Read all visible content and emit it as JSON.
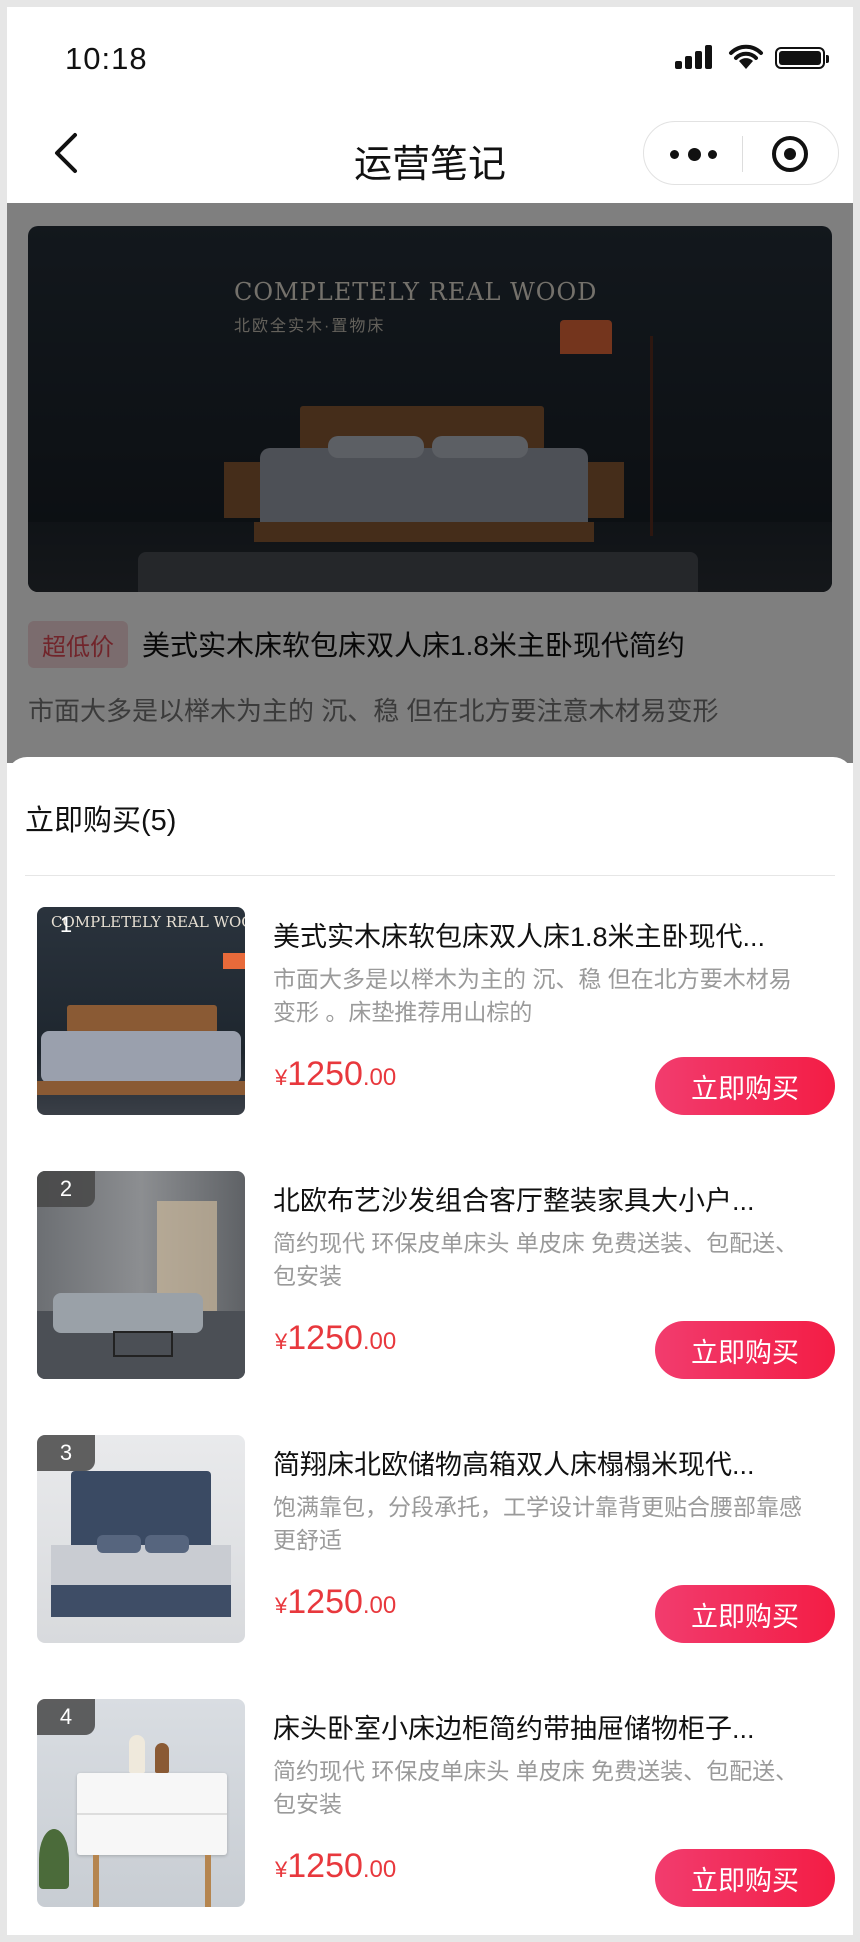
{
  "status_bar": {
    "time": "10:18"
  },
  "nav": {
    "title": "运营笔记"
  },
  "banner": {
    "headline": "COMPLETELY REAL WOOD",
    "subtitle": "北欧全实木·置物床",
    "tag": "超低价",
    "title": "美式实木床软包床双人床1.8米主卧现代简约",
    "description": "市面大多是以榉木为主的 沉、稳 但在北方要注意木材易变形"
  },
  "sheet": {
    "title": "立即购买(5)",
    "buy_label": "立即购买",
    "items": [
      {
        "index": "1",
        "name": "美式实木床软包床双人床1.8米主卧现代...",
        "desc": "市面大多是以榉木为主的 沉、稳 但在北方要木材易变形 。床垫推荐用山棕的",
        "currency": "¥",
        "price_int": "1250",
        "price_dec": ".00"
      },
      {
        "index": "2",
        "name": "北欧布艺沙发组合客厅整装家具大小户...",
        "desc": "简约现代 环保皮单床头 单皮床 免费送装、包配送、包安装",
        "currency": "¥",
        "price_int": "1250",
        "price_dec": ".00"
      },
      {
        "index": "3",
        "name": "简翔床北欧储物高箱双人床榻榻米现代...",
        "desc": "饱满靠包，分段承托，工学设计靠背更贴合腰部靠感更舒适",
        "currency": "¥",
        "price_int": "1250",
        "price_dec": ".00"
      },
      {
        "index": "4",
        "name": "床头卧室小床边柜简约带抽屉储物柜子...",
        "desc": "简约现代 环保皮单床头 单皮床 免费送装、包配送、包安装",
        "currency": "¥",
        "price_int": "1250",
        "price_dec": ".00"
      }
    ]
  },
  "colors": {
    "accent": "#f31d45",
    "price": "#e8383d",
    "tag_bg": "#f7d9dc",
    "tag_text": "#e24b57"
  }
}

### What is required
Without including the pictures, reproduce all entries exactly.

### Final answer
Read all visible content and emit it as JSON.
{
  "status_bar": {
    "time": "10:18"
  },
  "nav": {
    "title": "运营笔记"
  },
  "banner": {
    "headline": "COMPLETELY REAL WOOD",
    "subtitle": "北欧全实木·置物床",
    "tag": "超低价",
    "title": "美式实木床软包床双人床1.8米主卧现代简约",
    "description": "市面大多是以榉木为主的 沉、稳 但在北方要注意木材易变形"
  },
  "sheet": {
    "title": "立即购买(5)",
    "buy_label": "立即购买",
    "items": [
      {
        "index": "1",
        "name": "美式实木床软包床双人床1.8米主卧现代...",
        "desc": "市面大多是以榉木为主的 沉、稳 但在北方要木材易变形 。床垫推荐用山棕的",
        "currency": "¥",
        "price_int": "1250",
        "price_dec": ".00"
      },
      {
        "index": "2",
        "name": "北欧布艺沙发组合客厅整装家具大小户...",
        "desc": "简约现代 环保皮单床头 单皮床 免费送装、包配送、包安装",
        "currency": "¥",
        "price_int": "1250",
        "price_dec": ".00"
      },
      {
        "index": "3",
        "name": "简翔床北欧储物高箱双人床榻榻米现代...",
        "desc": "饱满靠包，分段承托，工学设计靠背更贴合腰部靠感更舒适",
        "currency": "¥",
        "price_int": "1250",
        "price_dec": ".00"
      },
      {
        "index": "4",
        "name": "床头卧室小床边柜简约带抽屉储物柜子...",
        "desc": "简约现代 环保皮单床头 单皮床 免费送装、包配送、包安装",
        "currency": "¥",
        "price_int": "1250",
        "price_dec": ".00"
      }
    ]
  },
  "colors": {
    "accent": "#f31d45",
    "price": "#e8383d",
    "tag_bg": "#f7d9dc",
    "tag_text": "#e24b57"
  }
}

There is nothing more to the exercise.